## [What is asked]
Go through the listing and set it down exactly, leaving out its pictures.

** start of Records provided **

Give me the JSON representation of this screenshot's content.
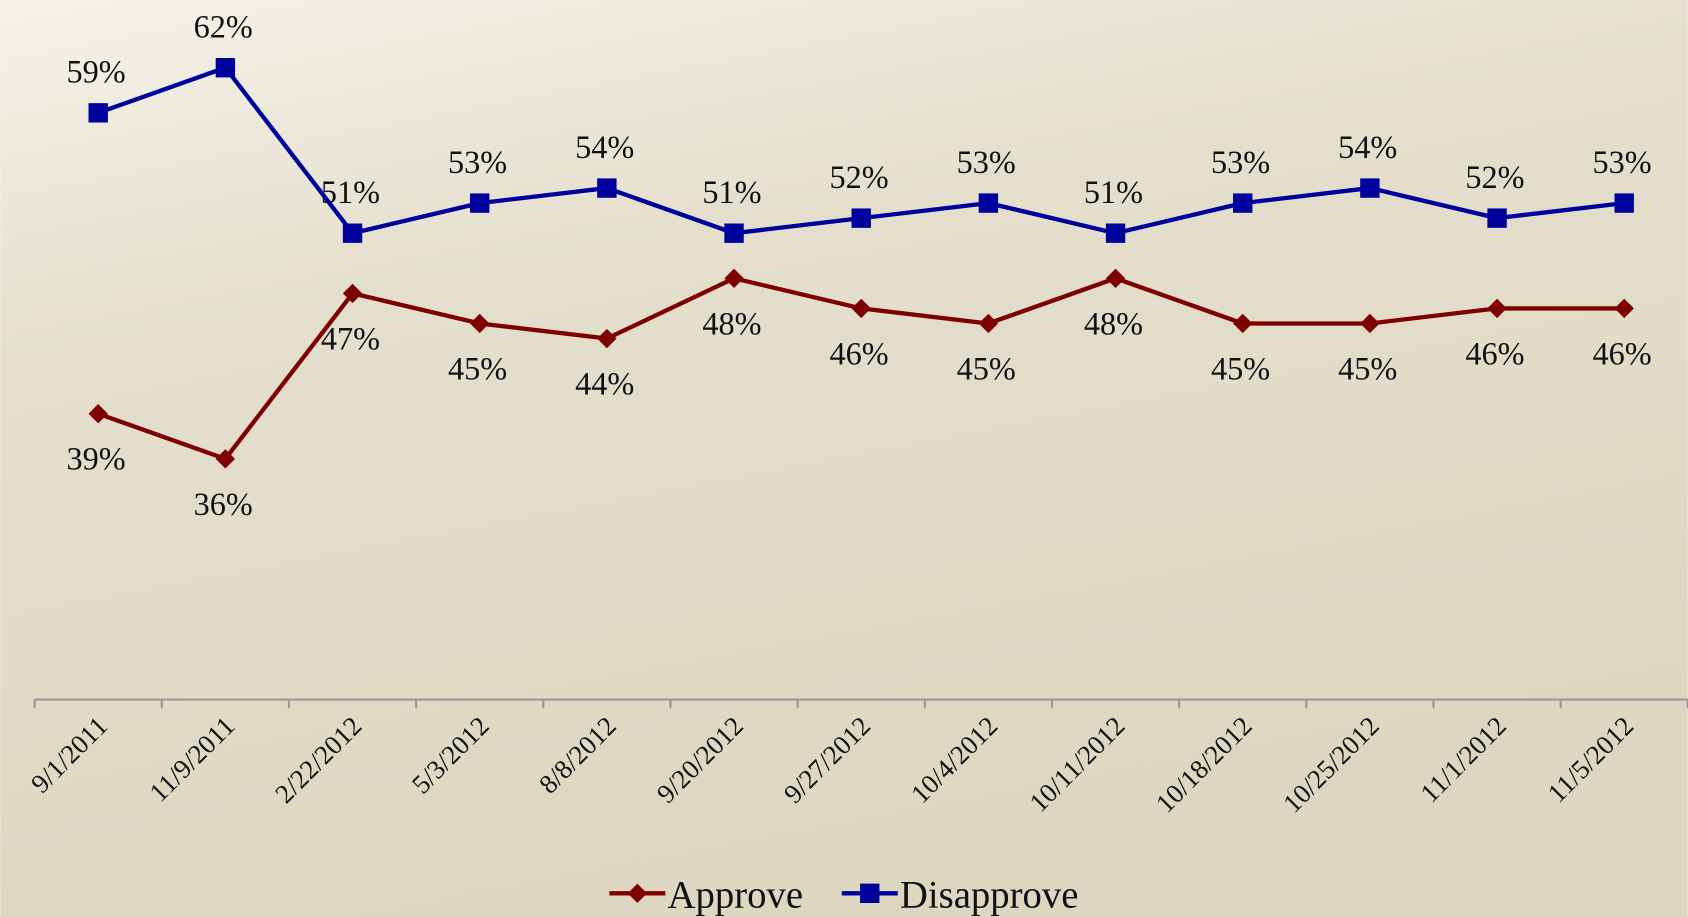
{
  "chart_data": {
    "type": "line",
    "categories": [
      "9/1/2011",
      "11/9/2011",
      "2/22/2012",
      "5/3/2012",
      "8/8/2012",
      "9/20/2012",
      "9/27/2012",
      "10/4/2012",
      "10/11/2012",
      "10/18/2012",
      "10/25/2012",
      "11/1/2012",
      "11/5/2012"
    ],
    "series": [
      {
        "name": "Approve",
        "color": "#7f0000",
        "marker": "diamond",
        "values": [
          39,
          36,
          47,
          45,
          44,
          48,
          46,
          45,
          48,
          45,
          45,
          46,
          46
        ],
        "value_labels": [
          "39%",
          "36%",
          "47%",
          "45%",
          "44%",
          "48%",
          "46%",
          "45%",
          "48%",
          "45%",
          "45%",
          "46%",
          "46%"
        ]
      },
      {
        "name": "Disapprove",
        "color": "#00009c",
        "marker": "square",
        "values": [
          59,
          62,
          51,
          53,
          54,
          51,
          52,
          53,
          51,
          53,
          54,
          52,
          53
        ],
        "value_labels": [
          "59%",
          "62%",
          "51%",
          "53%",
          "54%",
          "51%",
          "52%",
          "53%",
          "51%",
          "53%",
          "54%",
          "52%",
          "53%"
        ]
      }
    ],
    "ylim": [
      20,
      66.5
    ],
    "legend": "bottom"
  }
}
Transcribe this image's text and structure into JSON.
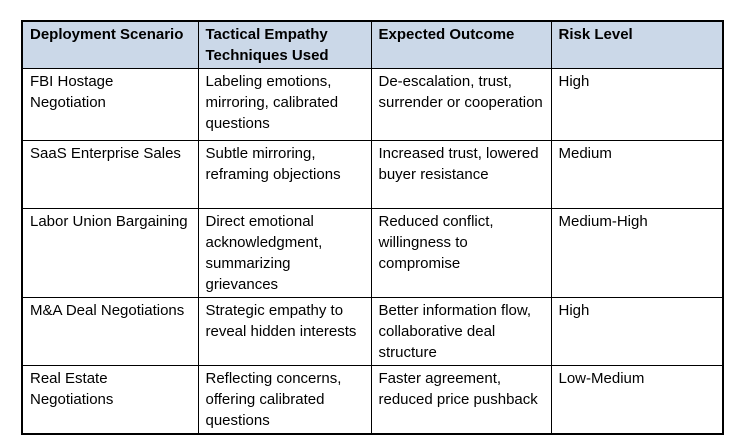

** end of Records provided **

## [The result]
Give me the JSON representation of this screenshot's content.
{
  "chart_data": {
    "type": "line",
    "categories": [
      "9/1/2011",
      "11/9/2011",
      "2/22/2012",
      "5/3/2012",
      "8/8/2012",
      "9/20/2012",
      "9/27/2012",
      "10/4/2012",
      "10/11/2012",
      "10/18/2012",
      "10/25/2012",
      "11/1/2012",
      "11/5/2012"
    ],
    "series": [
      {
        "name": "Approve",
        "color": "#7f0000",
        "marker": "diamond",
        "values": [
          39,
          36,
          47,
          45,
          44,
          48,
          46,
          45,
          48,
          45,
          45,
          46,
          46
        ],
        "value_labels": [
          "39%",
          "36%",
          "47%",
          "45%",
          "44%",
          "48%",
          "46%",
          "45%",
          "48%",
          "45%",
          "45%",
          "46%",
          "46%"
        ]
      },
      {
        "name": "Disapprove",
        "color": "#00009c",
        "marker": "square",
        "values": [
          59,
          62,
          51,
          53,
          54,
          51,
          52,
          53,
          51,
          53,
          54,
          52,
          53
        ],
        "value_labels": [
          "59%",
          "62%",
          "51%",
          "53%",
          "54%",
          "51%",
          "52%",
          "53%",
          "51%",
          "53%",
          "54%",
          "52%",
          "53%"
        ]
      }
    ],
    "ylim": [
      20,
      66.5
    ],
    "legend": "bottom"
  }
}
Transcribe this image's text and structure into JSON.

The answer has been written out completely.